▶ _DOCUMENT SECTION_
Content starts
Hacker News new | ask | show | jobs
by hmwhy 1954 days ago
Although I can relate, I find the reasoning in the post a bit odd. For example:

> Starting a new project? Make sure to write your project idea down because by the time you are finished setting up the vast boilerplate you have probably forgotten it.

If it's a personal project (it doesn't sound like the author is talking about work-related projects), what's stopping the author with writing just good old HTML, CSS and JavaScript?

I said I could relate because a couple of years ago I was in a similar position, but a comment on Hacker News in a thread about JavaScript fatigue says that it doesn't have to be that way (apologies, it's been too long and I was a lurker back then and don't have it bookmarked). That was a liberating moment for me and I now just do whatever it's best on a case-by-case basis.

2 comments

It's even easier to go with good old JavaScript now than back in 2007 because of all the tooling. We have profilers right in the browsers now. How cool is that!
Content ends
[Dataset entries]
Content starts
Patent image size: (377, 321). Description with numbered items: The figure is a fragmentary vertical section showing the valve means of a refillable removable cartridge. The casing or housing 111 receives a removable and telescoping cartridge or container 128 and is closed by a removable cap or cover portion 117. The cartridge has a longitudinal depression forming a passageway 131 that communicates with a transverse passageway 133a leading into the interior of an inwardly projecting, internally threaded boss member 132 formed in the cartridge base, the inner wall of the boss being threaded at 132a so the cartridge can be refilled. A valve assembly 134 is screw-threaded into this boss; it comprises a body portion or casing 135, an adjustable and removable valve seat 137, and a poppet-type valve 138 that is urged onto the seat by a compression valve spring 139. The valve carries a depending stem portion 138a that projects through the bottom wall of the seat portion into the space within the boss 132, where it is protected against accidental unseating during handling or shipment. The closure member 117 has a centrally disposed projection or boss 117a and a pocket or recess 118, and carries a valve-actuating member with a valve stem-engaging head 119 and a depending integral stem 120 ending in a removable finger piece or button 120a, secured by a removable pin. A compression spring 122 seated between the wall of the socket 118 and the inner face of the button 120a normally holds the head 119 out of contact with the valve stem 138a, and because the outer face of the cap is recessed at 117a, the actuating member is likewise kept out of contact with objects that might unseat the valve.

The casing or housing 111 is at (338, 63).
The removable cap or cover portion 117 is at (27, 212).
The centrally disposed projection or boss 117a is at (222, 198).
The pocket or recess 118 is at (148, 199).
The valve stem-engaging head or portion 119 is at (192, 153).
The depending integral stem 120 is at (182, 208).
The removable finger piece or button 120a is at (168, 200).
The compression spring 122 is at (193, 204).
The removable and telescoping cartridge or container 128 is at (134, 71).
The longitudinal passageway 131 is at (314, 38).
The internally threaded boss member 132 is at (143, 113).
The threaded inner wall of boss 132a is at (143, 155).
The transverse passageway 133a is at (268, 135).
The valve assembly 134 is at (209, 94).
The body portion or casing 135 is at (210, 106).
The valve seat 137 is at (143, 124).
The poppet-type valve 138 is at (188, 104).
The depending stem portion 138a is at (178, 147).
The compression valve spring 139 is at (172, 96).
Content ends
▶ _TASK DESCRIPTION_
Quote the comment thread word for word, starting at "It's even easier" and ending at "cool is that!". Rely only on the comment thread to complete this work.

▶ _RESULT_
It's even easier to go with good old JavaScript now than back in 2007 because of all the tooling. We have profilers right in the browsers now. How cool is that!